Aim:
Where does the string "this" appear? Copy every line of the entries below that holds it.

Dataset records:
--- start ---

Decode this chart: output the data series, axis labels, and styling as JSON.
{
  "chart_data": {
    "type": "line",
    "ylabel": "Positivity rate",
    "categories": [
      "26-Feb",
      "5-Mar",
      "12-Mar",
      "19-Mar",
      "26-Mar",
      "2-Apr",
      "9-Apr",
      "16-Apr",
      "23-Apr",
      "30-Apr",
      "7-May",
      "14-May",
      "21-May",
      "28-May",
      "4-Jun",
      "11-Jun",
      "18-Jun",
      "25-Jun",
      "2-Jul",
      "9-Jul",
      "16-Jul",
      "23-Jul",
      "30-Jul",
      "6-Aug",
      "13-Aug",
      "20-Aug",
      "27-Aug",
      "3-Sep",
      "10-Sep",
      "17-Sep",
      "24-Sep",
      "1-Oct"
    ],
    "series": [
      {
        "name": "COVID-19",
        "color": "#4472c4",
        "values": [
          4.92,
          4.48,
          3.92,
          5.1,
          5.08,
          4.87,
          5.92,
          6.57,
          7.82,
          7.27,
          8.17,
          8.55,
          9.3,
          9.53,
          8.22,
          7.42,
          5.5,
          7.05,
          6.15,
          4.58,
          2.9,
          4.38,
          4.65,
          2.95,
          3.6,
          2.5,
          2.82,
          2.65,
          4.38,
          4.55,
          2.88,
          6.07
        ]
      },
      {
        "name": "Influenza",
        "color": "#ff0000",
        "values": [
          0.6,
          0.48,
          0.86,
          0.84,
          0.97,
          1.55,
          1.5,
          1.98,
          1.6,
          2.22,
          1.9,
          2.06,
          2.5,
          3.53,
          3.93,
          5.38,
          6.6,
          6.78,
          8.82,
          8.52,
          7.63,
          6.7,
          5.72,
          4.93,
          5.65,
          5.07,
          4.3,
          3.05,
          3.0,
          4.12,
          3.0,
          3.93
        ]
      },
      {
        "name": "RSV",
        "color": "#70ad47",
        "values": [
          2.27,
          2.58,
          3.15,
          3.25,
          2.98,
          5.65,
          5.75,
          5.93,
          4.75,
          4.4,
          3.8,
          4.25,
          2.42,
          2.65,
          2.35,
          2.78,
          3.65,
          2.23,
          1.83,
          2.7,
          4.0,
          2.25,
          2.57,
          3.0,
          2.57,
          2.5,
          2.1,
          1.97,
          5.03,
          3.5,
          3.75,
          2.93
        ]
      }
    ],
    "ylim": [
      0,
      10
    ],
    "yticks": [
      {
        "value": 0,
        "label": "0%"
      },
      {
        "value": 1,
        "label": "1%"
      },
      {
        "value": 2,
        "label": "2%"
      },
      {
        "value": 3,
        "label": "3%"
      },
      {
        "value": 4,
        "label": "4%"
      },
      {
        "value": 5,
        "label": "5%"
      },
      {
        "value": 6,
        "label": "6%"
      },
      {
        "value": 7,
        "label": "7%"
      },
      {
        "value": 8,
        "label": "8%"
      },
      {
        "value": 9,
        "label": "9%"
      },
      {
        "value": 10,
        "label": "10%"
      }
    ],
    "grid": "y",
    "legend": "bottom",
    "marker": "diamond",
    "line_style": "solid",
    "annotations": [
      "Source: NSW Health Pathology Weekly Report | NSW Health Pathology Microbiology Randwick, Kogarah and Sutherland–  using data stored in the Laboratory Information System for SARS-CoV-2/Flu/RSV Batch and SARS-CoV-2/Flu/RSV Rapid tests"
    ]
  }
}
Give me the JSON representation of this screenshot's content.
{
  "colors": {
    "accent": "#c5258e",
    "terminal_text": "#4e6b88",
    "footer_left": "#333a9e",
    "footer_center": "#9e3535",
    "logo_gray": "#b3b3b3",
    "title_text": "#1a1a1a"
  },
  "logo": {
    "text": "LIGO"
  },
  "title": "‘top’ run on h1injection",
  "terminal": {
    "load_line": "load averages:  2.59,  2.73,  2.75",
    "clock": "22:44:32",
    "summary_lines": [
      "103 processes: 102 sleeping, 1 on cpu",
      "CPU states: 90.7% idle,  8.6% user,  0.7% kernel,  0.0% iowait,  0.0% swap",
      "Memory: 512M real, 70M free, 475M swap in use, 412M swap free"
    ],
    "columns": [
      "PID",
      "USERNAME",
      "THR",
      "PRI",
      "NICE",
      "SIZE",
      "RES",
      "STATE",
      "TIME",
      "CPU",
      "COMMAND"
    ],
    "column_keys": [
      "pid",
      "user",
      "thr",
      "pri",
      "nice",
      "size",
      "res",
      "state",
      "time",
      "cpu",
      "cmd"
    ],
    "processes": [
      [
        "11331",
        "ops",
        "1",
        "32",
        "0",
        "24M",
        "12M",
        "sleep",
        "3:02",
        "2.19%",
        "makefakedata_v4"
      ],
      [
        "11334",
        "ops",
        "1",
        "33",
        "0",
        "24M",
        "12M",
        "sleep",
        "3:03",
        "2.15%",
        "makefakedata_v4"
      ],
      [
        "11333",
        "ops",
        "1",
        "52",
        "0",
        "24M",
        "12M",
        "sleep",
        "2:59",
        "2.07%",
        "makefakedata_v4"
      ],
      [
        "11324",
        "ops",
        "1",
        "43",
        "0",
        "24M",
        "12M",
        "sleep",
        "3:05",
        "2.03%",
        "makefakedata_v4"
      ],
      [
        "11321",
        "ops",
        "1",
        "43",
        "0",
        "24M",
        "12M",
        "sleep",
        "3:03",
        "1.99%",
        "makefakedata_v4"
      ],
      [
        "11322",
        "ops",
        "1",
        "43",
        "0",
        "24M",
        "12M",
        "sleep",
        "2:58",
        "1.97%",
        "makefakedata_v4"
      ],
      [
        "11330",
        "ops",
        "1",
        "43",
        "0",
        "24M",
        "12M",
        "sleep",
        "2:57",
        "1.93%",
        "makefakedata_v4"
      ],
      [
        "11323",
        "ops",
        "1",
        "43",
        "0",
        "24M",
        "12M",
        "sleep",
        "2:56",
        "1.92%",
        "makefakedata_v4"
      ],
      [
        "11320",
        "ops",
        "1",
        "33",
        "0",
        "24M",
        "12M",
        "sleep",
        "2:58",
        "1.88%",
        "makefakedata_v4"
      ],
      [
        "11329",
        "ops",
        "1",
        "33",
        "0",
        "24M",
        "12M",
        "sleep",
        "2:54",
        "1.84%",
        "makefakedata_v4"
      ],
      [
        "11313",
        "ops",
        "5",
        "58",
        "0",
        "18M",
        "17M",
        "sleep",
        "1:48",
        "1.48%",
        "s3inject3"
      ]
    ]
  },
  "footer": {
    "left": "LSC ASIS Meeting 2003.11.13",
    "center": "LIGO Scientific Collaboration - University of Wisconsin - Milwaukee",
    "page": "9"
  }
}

--- end ---
--- start ---

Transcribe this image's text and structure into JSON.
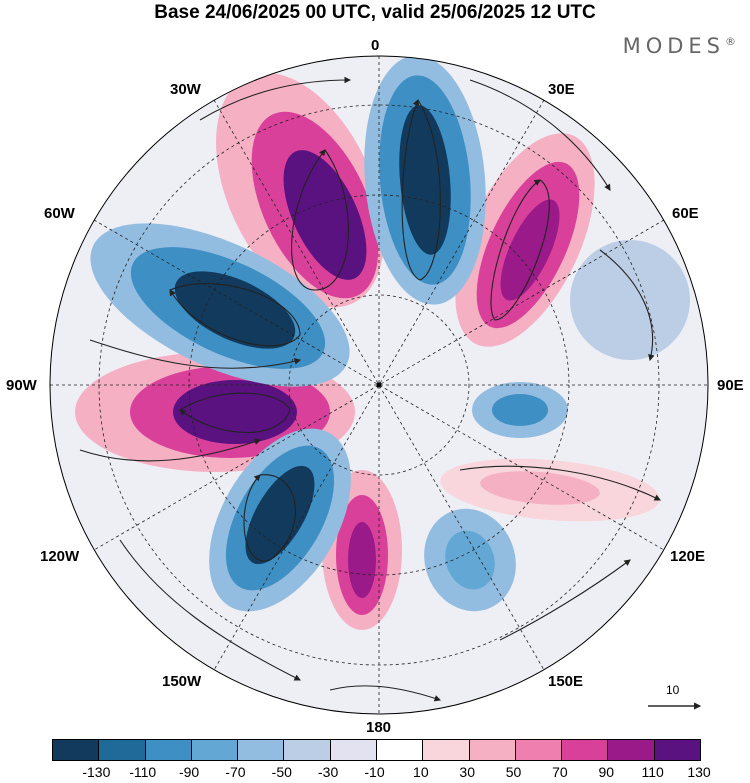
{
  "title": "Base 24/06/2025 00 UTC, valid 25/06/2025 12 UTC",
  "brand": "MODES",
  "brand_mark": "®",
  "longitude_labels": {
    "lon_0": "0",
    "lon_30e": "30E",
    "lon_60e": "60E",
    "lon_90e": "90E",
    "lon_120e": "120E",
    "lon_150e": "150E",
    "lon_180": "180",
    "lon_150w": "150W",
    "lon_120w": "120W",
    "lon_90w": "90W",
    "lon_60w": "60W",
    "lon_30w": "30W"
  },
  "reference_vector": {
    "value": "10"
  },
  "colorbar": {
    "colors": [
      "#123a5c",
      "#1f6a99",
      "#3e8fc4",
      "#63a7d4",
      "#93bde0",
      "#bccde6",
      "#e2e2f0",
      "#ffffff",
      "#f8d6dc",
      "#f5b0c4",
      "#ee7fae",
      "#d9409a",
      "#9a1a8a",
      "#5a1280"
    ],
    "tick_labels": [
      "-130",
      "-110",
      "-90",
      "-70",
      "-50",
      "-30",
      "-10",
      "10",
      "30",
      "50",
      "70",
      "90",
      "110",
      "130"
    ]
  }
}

--- end ---

Response to the exercise:
Decode this chart: output the data series, axis labels, and styling as JSON.
Give me the JSON representation of this screenshot's content.
Transcribe this image's text and structure into JSON.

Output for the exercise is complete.